(Records contained in a dataset)
____________________

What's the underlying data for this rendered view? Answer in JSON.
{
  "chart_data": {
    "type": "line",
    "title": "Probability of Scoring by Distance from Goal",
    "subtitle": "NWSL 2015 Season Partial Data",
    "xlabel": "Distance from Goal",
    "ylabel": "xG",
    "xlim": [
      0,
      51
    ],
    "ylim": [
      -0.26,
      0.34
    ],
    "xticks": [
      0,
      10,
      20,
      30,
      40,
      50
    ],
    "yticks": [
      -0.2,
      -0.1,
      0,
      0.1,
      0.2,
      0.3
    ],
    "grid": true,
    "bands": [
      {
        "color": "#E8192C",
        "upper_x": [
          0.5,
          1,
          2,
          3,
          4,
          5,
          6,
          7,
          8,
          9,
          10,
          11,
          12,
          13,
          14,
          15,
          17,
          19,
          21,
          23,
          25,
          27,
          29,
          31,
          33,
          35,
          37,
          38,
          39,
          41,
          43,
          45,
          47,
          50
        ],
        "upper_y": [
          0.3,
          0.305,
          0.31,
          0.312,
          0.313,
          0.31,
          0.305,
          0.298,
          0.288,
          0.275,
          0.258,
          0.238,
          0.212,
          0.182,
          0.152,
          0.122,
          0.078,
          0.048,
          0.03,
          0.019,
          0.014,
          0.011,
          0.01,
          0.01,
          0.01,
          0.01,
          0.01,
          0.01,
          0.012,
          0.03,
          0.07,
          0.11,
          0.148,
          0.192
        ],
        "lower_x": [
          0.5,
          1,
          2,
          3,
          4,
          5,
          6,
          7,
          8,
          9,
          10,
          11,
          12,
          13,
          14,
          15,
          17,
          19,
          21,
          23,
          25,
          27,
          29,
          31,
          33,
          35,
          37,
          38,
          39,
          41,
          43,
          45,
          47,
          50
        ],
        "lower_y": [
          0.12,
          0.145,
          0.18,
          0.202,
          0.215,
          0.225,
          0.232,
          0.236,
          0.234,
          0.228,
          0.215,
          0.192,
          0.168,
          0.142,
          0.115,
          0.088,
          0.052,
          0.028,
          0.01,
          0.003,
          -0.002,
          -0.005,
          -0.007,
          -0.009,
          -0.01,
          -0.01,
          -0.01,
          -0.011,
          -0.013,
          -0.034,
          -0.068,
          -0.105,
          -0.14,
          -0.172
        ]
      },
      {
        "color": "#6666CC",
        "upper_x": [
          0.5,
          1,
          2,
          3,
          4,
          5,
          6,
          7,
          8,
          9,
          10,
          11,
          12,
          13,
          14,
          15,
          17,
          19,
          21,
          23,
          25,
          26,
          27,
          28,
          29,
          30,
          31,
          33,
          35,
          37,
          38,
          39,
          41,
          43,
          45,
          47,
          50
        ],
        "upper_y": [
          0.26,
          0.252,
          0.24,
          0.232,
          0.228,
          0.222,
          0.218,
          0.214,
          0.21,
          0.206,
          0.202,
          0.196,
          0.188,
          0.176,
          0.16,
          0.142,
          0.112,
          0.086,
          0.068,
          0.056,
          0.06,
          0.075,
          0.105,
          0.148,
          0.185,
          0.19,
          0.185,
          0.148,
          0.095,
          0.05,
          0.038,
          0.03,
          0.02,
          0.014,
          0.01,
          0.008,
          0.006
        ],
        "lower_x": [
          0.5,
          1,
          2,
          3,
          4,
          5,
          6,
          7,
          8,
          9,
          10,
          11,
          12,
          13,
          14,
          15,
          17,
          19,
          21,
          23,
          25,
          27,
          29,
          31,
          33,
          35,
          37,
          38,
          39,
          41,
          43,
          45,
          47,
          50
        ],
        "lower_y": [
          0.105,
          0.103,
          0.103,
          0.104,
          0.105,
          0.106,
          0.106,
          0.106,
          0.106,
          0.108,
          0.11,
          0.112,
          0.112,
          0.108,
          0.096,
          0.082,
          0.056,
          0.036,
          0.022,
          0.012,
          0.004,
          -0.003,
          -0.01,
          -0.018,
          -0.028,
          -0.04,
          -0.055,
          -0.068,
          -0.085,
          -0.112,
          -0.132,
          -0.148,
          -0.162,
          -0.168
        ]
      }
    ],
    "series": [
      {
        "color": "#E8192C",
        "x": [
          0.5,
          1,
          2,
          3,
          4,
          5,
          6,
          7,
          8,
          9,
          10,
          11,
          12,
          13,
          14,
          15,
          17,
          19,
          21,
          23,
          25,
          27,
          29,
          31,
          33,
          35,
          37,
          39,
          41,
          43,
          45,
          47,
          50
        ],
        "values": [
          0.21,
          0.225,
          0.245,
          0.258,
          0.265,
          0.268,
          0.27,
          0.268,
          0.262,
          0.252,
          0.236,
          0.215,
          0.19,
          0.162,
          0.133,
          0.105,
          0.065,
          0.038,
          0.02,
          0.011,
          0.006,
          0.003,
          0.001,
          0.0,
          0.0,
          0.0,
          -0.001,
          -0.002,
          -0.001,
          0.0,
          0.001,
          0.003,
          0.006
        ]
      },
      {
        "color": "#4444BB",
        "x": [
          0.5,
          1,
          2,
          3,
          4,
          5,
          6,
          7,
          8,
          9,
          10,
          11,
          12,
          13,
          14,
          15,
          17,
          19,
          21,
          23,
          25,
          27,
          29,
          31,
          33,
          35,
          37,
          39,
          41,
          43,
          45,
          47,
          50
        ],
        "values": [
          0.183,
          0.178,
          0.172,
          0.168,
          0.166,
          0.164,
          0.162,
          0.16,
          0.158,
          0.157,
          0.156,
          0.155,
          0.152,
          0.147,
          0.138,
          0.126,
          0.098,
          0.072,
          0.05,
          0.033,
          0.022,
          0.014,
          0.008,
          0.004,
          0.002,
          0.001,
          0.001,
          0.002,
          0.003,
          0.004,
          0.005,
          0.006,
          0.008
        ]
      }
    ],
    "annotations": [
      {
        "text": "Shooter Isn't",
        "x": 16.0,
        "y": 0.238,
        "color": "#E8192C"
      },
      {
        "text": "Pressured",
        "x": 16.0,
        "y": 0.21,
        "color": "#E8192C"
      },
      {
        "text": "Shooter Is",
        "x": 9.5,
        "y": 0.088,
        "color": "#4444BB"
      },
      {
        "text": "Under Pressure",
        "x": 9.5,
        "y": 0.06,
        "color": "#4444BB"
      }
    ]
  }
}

____________________

REQUIRED WORK - All of the records must be repeated exactly.

FULL OUTPUT -
What's the underlying data for this rendered view? Answer in JSON.
{
  "chart_data": {
    "type": "line",
    "title": "Probability of Scoring by Distance from Goal",
    "subtitle": "NWSL 2015 Season Partial Data",
    "xlabel": "Distance from Goal",
    "ylabel": "xG",
    "xlim": [
      0,
      51
    ],
    "ylim": [
      -0.26,
      0.34
    ],
    "xticks": [
      0,
      10,
      20,
      30,
      40,
      50
    ],
    "yticks": [
      -0.2,
      -0.1,
      0,
      0.1,
      0.2,
      0.3
    ],
    "grid": true,
    "bands": [
      {
        "color": "#E8192C",
        "upper_x": [
          0.5,
          1,
          2,
          3,
          4,
          5,
          6,
          7,
          8,
          9,
          10,
          11,
          12,
          13,
          14,
          15,
          17,
          19,
          21,
          23,
          25,
          27,
          29,
          31,
          33,
          35,
          37,
          38,
          39,
          41,
          43,
          45,
          47,
          50
        ],
        "upper_y": [
          0.3,
          0.305,
          0.31,
          0.312,
          0.313,
          0.31,
          0.305,
          0.298,
          0.288,
          0.275,
          0.258,
          0.238,
          0.212,
          0.182,
          0.152,
          0.122,
          0.078,
          0.048,
          0.03,
          0.019,
          0.014,
          0.011,
          0.01,
          0.01,
          0.01,
          0.01,
          0.01,
          0.01,
          0.012,
          0.03,
          0.07,
          0.11,
          0.148,
          0.192
        ],
        "lower_x": [
          0.5,
          1,
          2,
          3,
          4,
          5,
          6,
          7,
          8,
          9,
          10,
          11,
          12,
          13,
          14,
          15,
          17,
          19,
          21,
          23,
          25,
          27,
          29,
          31,
          33,
          35,
          37,
          38,
          39,
          41,
          43,
          45,
          47,
          50
        ],
        "lower_y": [
          0.12,
          0.145,
          0.18,
          0.202,
          0.215,
          0.225,
          0.232,
          0.236,
          0.234,
          0.228,
          0.215,
          0.192,
          0.168,
          0.142,
          0.115,
          0.088,
          0.052,
          0.028,
          0.01,
          0.003,
          -0.002,
          -0.005,
          -0.007,
          -0.009,
          -0.01,
          -0.01,
          -0.01,
          -0.011,
          -0.013,
          -0.034,
          -0.068,
          -0.105,
          -0.14,
          -0.172
        ]
      },
      {
        "color": "#6666CC",
        "upper_x": [
          0.5,
          1,
          2,
          3,
          4,
          5,
          6,
          7,
          8,
          9,
          10,
          11,
          12,
          13,
          14,
          15,
          17,
          19,
          21,
          23,
          25,
          26,
          27,
          28,
          29,
          30,
          31,
          33,
          35,
          37,
          38,
          39,
          41,
          43,
          45,
          47,
          50
        ],
        "upper_y": [
          0.26,
          0.252,
          0.24,
          0.232,
          0.228,
          0.222,
          0.218,
          0.214,
          0.21,
          0.206,
          0.202,
          0.196,
          0.188,
          0.176,
          0.16,
          0.142,
          0.112,
          0.086,
          0.068,
          0.056,
          0.06,
          0.075,
          0.105,
          0.148,
          0.185,
          0.19,
          0.185,
          0.148,
          0.095,
          0.05,
          0.038,
          0.03,
          0.02,
          0.014,
          0.01,
          0.008,
          0.006
        ],
        "lower_x": [
          0.5,
          1,
          2,
          3,
          4,
          5,
          6,
          7,
          8,
          9,
          10,
          11,
          12,
          13,
          14,
          15,
          17,
          19,
          21,
          23,
          25,
          27,
          29,
          31,
          33,
          35,
          37,
          38,
          39,
          41,
          43,
          45,
          47,
          50
        ],
        "lower_y": [
          0.105,
          0.103,
          0.103,
          0.104,
          0.105,
          0.106,
          0.106,
          0.106,
          0.106,
          0.108,
          0.11,
          0.112,
          0.112,
          0.108,
          0.096,
          0.082,
          0.056,
          0.036,
          0.022,
          0.012,
          0.004,
          -0.003,
          -0.01,
          -0.018,
          -0.028,
          -0.04,
          -0.055,
          -0.068,
          -0.085,
          -0.112,
          -0.132,
          -0.148,
          -0.162,
          -0.168
        ]
      }
    ],
    "series": [
      {
        "color": "#E8192C",
        "x": [
          0.5,
          1,
          2,
          3,
          4,
          5,
          6,
          7,
          8,
          9,
          10,
          11,
          12,
          13,
          14,
          15,
          17,
          19,
          21,
          23,
          25,
          27,
          29,
          31,
          33,
          35,
          37,
          39,
          41,
          43,
          45,
          47,
          50
        ],
        "values": [
          0.21,
          0.225,
          0.245,
          0.258,
          0.265,
          0.268,
          0.27,
          0.268,
          0.262,
          0.252,
          0.236,
          0.215,
          0.19,
          0.162,
          0.133,
          0.105,
          0.065,
          0.038,
          0.02,
          0.011,
          0.006,
          0.003,
          0.001,
          0.0,
          0.0,
          0.0,
          -0.001,
          -0.002,
          -0.001,
          0.0,
          0.001,
          0.003,
          0.006
        ]
      },
      {
        "color": "#4444BB",
        "x": [
          0.5,
          1,
          2,
          3,
          4,
          5,
          6,
          7,
          8,
          9,
          10,
          11,
          12,
          13,
          14,
          15,
          17,
          19,
          21,
          23,
          25,
          27,
          29,
          31,
          33,
          35,
          37,
          39,
          41,
          43,
          45,
          47,
          50
        ],
        "values": [
          0.183,
          0.178,
          0.172,
          0.168,
          0.166,
          0.164,
          0.162,
          0.16,
          0.158,
          0.157,
          0.156,
          0.155,
          0.152,
          0.147,
          0.138,
          0.126,
          0.098,
          0.072,
          0.05,
          0.033,
          0.022,
          0.014,
          0.008,
          0.004,
          0.002,
          0.001,
          0.001,
          0.002,
          0.003,
          0.004,
          0.005,
          0.006,
          0.008
        ]
      }
    ],
    "annotations": [
      {
        "text": "Shooter Isn't",
        "x": 16.0,
        "y": 0.238,
        "color": "#E8192C"
      },
      {
        "text": "Pressured",
        "x": 16.0,
        "y": 0.21,
        "color": "#E8192C"
      },
      {
        "text": "Shooter Is",
        "x": 9.5,
        "y": 0.088,
        "color": "#4444BB"
      },
      {
        "text": "Under Pressure",
        "x": 9.5,
        "y": 0.06,
        "color": "#4444BB"
      }
    ]
  }
}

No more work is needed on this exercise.